WHAT THIS TASK INVOLVES: Give the listing again character for character, but drop the images.

ITEMS:
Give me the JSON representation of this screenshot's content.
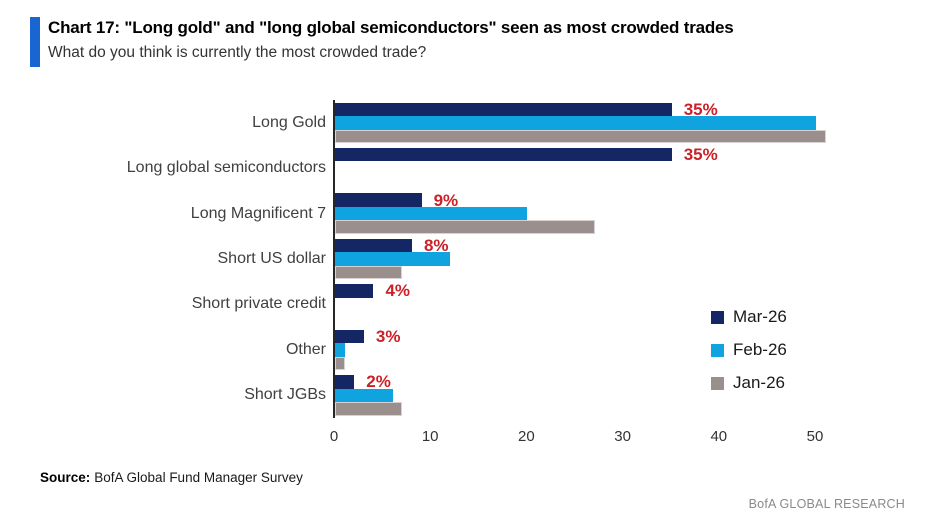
{
  "header": {
    "title": "Chart 17: \"Long gold\" and \"long global semiconductors\" seen as most crowded trades",
    "subtitle": "What do you think is currently the most crowded trade?",
    "accent_color": "#1966D2"
  },
  "chart_data": {
    "type": "bar",
    "orientation": "horizontal",
    "title": "What do you think is currently the most crowded trade?",
    "categories": [
      "Long Gold",
      "Long global semiconductors",
      "Long Magnificent 7",
      "Short US dollar",
      "Short private credit",
      "Other",
      "Short JGBs"
    ],
    "series": [
      {
        "name": "Mar-26",
        "color": "#142664",
        "values": [
          35,
          35,
          9,
          8,
          4,
          3,
          2
        ]
      },
      {
        "name": "Feb-26",
        "color": "#0FA3E0",
        "values": [
          50,
          null,
          20,
          12,
          null,
          1,
          6
        ]
      },
      {
        "name": "Jan-26",
        "color": "#9A8F8C",
        "values": [
          51,
          null,
          27,
          7,
          null,
          1,
          7
        ]
      }
    ],
    "data_labels": {
      "series": "Mar-26",
      "values": [
        "35%",
        "35%",
        "9%",
        "8%",
        "4%",
        "3%",
        "2%"
      ],
      "color": "#CC2128"
    },
    "x_ticks": [
      "0",
      "10",
      "20",
      "30",
      "40",
      "50"
    ],
    "x_tick_values": [
      0,
      10,
      20,
      30,
      40,
      50
    ],
    "xlim": [
      0,
      50
    ],
    "grid": false,
    "legend_position": "middle-right"
  },
  "footer": {
    "source_label": "Source:",
    "source_text": "BofA Global Fund Manager Survey",
    "brand": "BofA GLOBAL RESEARCH"
  }
}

SOLUTION:
Give me the JSON representation of this screenshot's content.
{
  "header": {
    "title": "Chart 17: \"Long gold\" and \"long global semiconductors\" seen as most crowded trades",
    "subtitle": "What do you think is currently the most crowded trade?",
    "accent_color": "#1966D2"
  },
  "chart_data": {
    "type": "bar",
    "orientation": "horizontal",
    "title": "What do you think is currently the most crowded trade?",
    "categories": [
      "Long Gold",
      "Long global semiconductors",
      "Long Magnificent 7",
      "Short US dollar",
      "Short private credit",
      "Other",
      "Short JGBs"
    ],
    "series": [
      {
        "name": "Mar-26",
        "color": "#142664",
        "values": [
          35,
          35,
          9,
          8,
          4,
          3,
          2
        ]
      },
      {
        "name": "Feb-26",
        "color": "#0FA3E0",
        "values": [
          50,
          null,
          20,
          12,
          null,
          1,
          6
        ]
      },
      {
        "name": "Jan-26",
        "color": "#9A8F8C",
        "values": [
          51,
          null,
          27,
          7,
          null,
          1,
          7
        ]
      }
    ],
    "data_labels": {
      "series": "Mar-26",
      "values": [
        "35%",
        "35%",
        "9%",
        "8%",
        "4%",
        "3%",
        "2%"
      ],
      "color": "#CC2128"
    },
    "x_ticks": [
      "0",
      "10",
      "20",
      "30",
      "40",
      "50"
    ],
    "x_tick_values": [
      0,
      10,
      20,
      30,
      40,
      50
    ],
    "xlim": [
      0,
      50
    ],
    "grid": false,
    "legend_position": "middle-right"
  },
  "footer": {
    "source_label": "Source:",
    "source_text": "BofA Global Fund Manager Survey",
    "brand": "BofA GLOBAL RESEARCH"
  }
}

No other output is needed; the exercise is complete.